* **What to produce**
Every record should be copied exactly, except that pictures are to be omitted.

[Stored data entries]
=-=-=-=-=

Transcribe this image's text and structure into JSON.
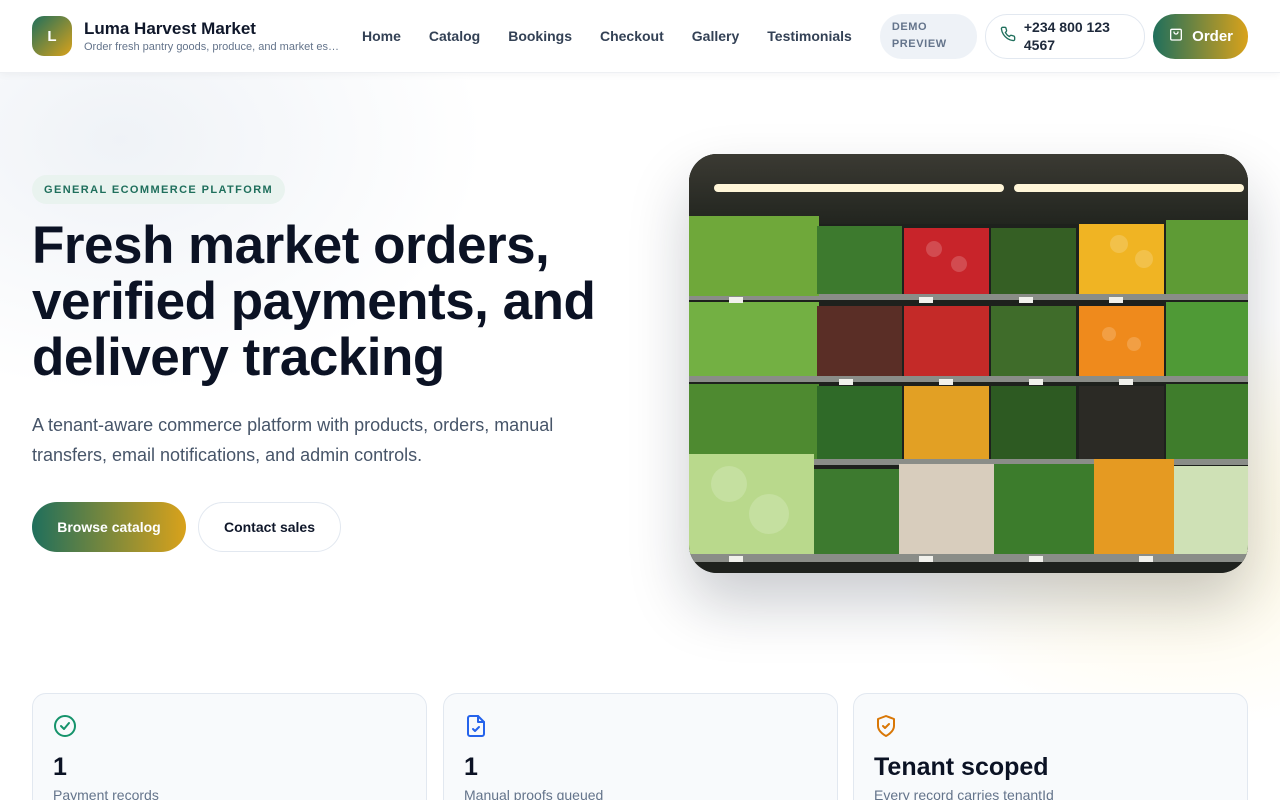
{
  "brand": {
    "logo_letter": "L",
    "name": "Luma Harvest Market",
    "tagline": "Order fresh pantry goods, produce, and market essentials"
  },
  "nav": {
    "items": [
      "Home",
      "Catalog",
      "Bookings",
      "Checkout",
      "Gallery",
      "Testimonials"
    ]
  },
  "header": {
    "demo_label": "DEMO PREVIEW",
    "phone": "+234 800 123 4567",
    "order_label": "Order"
  },
  "hero": {
    "badge": "GENERAL ECOMMERCE PLATFORM",
    "title": "Fresh market orders, verified payments, and delivery tracking",
    "subtitle": "A tenant-aware commerce platform with products, orders, manual transfers, email notifications, and admin controls.",
    "primary_cta": "Browse catalog",
    "secondary_cta": "Contact sales",
    "image_name": "produce-shelves-photo"
  },
  "stats": [
    {
      "icon": "check-circle-icon",
      "value": "1",
      "label": "Payment records"
    },
    {
      "icon": "file-check-icon",
      "value": "1",
      "label": "Manual proofs queued"
    },
    {
      "icon": "shield-check-icon",
      "value": "Tenant scoped",
      "label": "Every record carries tenantId"
    }
  ],
  "colors": {
    "brand_green": "#1f6f5c",
    "brand_gold": "#d9a21b",
    "text_dark": "#0b1224",
    "text_muted": "#64748b"
  }
}
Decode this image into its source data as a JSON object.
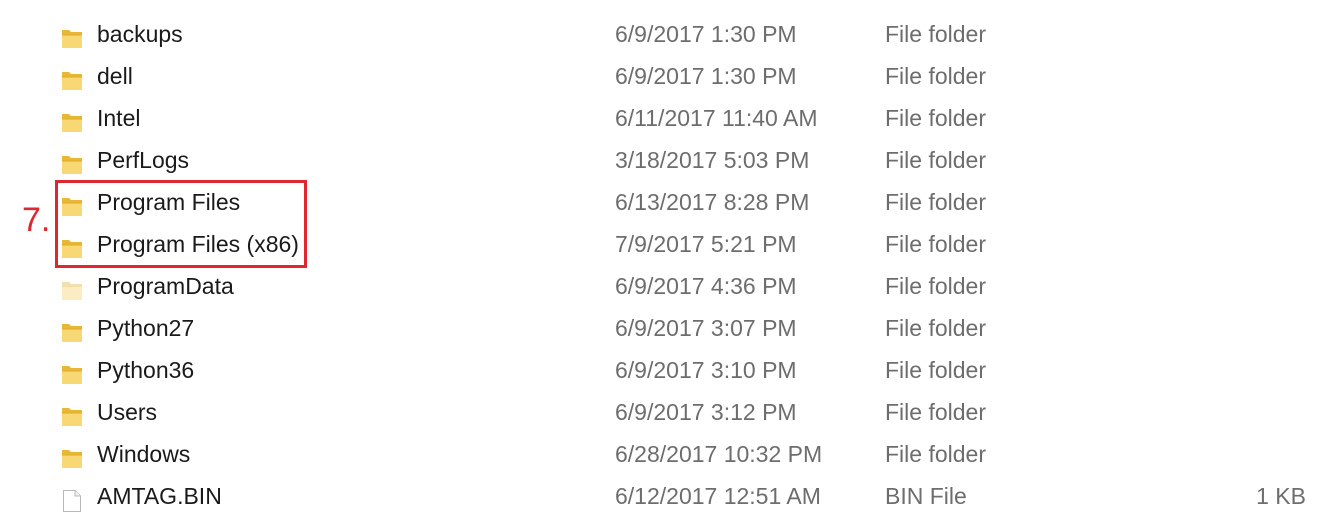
{
  "annotation": {
    "step_label": "7.",
    "highlight_color": "#e0262e"
  },
  "files": [
    {
      "name": "backups",
      "date": "6/9/2017 1:30 PM",
      "type": "File folder",
      "size": "",
      "icon": "folder-icon"
    },
    {
      "name": "dell",
      "date": "6/9/2017 1:30 PM",
      "type": "File folder",
      "size": "",
      "icon": "folder-icon"
    },
    {
      "name": "Intel",
      "date": "6/11/2017 11:40 AM",
      "type": "File folder",
      "size": "",
      "icon": "folder-icon"
    },
    {
      "name": "PerfLogs",
      "date": "3/18/2017 5:03 PM",
      "type": "File folder",
      "size": "",
      "icon": "folder-icon"
    },
    {
      "name": "Program Files",
      "date": "6/13/2017 8:28 PM",
      "type": "File folder",
      "size": "",
      "icon": "folder-icon"
    },
    {
      "name": "Program Files (x86)",
      "date": "7/9/2017 5:21 PM",
      "type": "File folder",
      "size": "",
      "icon": "folder-icon"
    },
    {
      "name": "ProgramData",
      "date": "6/9/2017 4:36 PM",
      "type": "File folder",
      "size": "",
      "icon": "hidden-folder-icon"
    },
    {
      "name": "Python27",
      "date": "6/9/2017 3:07 PM",
      "type": "File folder",
      "size": "",
      "icon": "folder-icon"
    },
    {
      "name": "Python36",
      "date": "6/9/2017 3:10 PM",
      "type": "File folder",
      "size": "",
      "icon": "folder-icon"
    },
    {
      "name": "Users",
      "date": "6/9/2017 3:12 PM",
      "type": "File folder",
      "size": "",
      "icon": "folder-icon"
    },
    {
      "name": "Windows",
      "date": "6/28/2017 10:32 PM",
      "type": "File folder",
      "size": "",
      "icon": "folder-icon"
    },
    {
      "name": "AMTAG.BIN",
      "date": "6/12/2017 12:51 AM",
      "type": "BIN File",
      "size": "1 KB",
      "icon": "file-icon"
    }
  ]
}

=-=-=-=-=

* **Final answer**
Transcribe this image's text and structure into JSON.
{
  "brand": {
    "logo_letter": "L",
    "name": "Luma Harvest Market",
    "tagline": "Order fresh pantry goods, produce, and market essentials"
  },
  "nav": {
    "items": [
      "Home",
      "Catalog",
      "Bookings",
      "Checkout",
      "Gallery",
      "Testimonials"
    ]
  },
  "header": {
    "demo_label": "DEMO PREVIEW",
    "phone": "+234 800 123 4567",
    "order_label": "Order"
  },
  "hero": {
    "badge": "GENERAL ECOMMERCE PLATFORM",
    "title": "Fresh market orders, verified payments, and delivery tracking",
    "subtitle": "A tenant-aware commerce platform with products, orders, manual transfers, email notifications, and admin controls.",
    "primary_cta": "Browse catalog",
    "secondary_cta": "Contact sales",
    "image_name": "produce-shelves-photo"
  },
  "stats": [
    {
      "icon": "check-circle-icon",
      "value": "1",
      "label": "Payment records"
    },
    {
      "icon": "file-check-icon",
      "value": "1",
      "label": "Manual proofs queued"
    },
    {
      "icon": "shield-check-icon",
      "value": "Tenant scoped",
      "label": "Every record carries tenantId"
    }
  ],
  "colors": {
    "brand_green": "#1f6f5c",
    "brand_gold": "#d9a21b",
    "text_dark": "#0b1224",
    "text_muted": "#64748b"
  }
}
Decode this image into its source data as a JSON object.
{
  "annotation": {
    "step_label": "7.",
    "highlight_color": "#e0262e"
  },
  "files": [
    {
      "name": "backups",
      "date": "6/9/2017 1:30 PM",
      "type": "File folder",
      "size": "",
      "icon": "folder-icon"
    },
    {
      "name": "dell",
      "date": "6/9/2017 1:30 PM",
      "type": "File folder",
      "size": "",
      "icon": "folder-icon"
    },
    {
      "name": "Intel",
      "date": "6/11/2017 11:40 AM",
      "type": "File folder",
      "size": "",
      "icon": "folder-icon"
    },
    {
      "name": "PerfLogs",
      "date": "3/18/2017 5:03 PM",
      "type": "File folder",
      "size": "",
      "icon": "folder-icon"
    },
    {
      "name": "Program Files",
      "date": "6/13/2017 8:28 PM",
      "type": "File folder",
      "size": "",
      "icon": "folder-icon"
    },
    {
      "name": "Program Files (x86)",
      "date": "7/9/2017 5:21 PM",
      "type": "File folder",
      "size": "",
      "icon": "folder-icon"
    },
    {
      "name": "ProgramData",
      "date": "6/9/2017 4:36 PM",
      "type": "File folder",
      "size": "",
      "icon": "hidden-folder-icon"
    },
    {
      "name": "Python27",
      "date": "6/9/2017 3:07 PM",
      "type": "File folder",
      "size": "",
      "icon": "folder-icon"
    },
    {
      "name": "Python36",
      "date": "6/9/2017 3:10 PM",
      "type": "File folder",
      "size": "",
      "icon": "folder-icon"
    },
    {
      "name": "Users",
      "date": "6/9/2017 3:12 PM",
      "type": "File folder",
      "size": "",
      "icon": "folder-icon"
    },
    {
      "name": "Windows",
      "date": "6/28/2017 10:32 PM",
      "type": "File folder",
      "size": "",
      "icon": "folder-icon"
    },
    {
      "name": "AMTAG.BIN",
      "date": "6/12/2017 12:51 AM",
      "type": "BIN File",
      "size": "1 KB",
      "icon": "file-icon"
    }
  ]
}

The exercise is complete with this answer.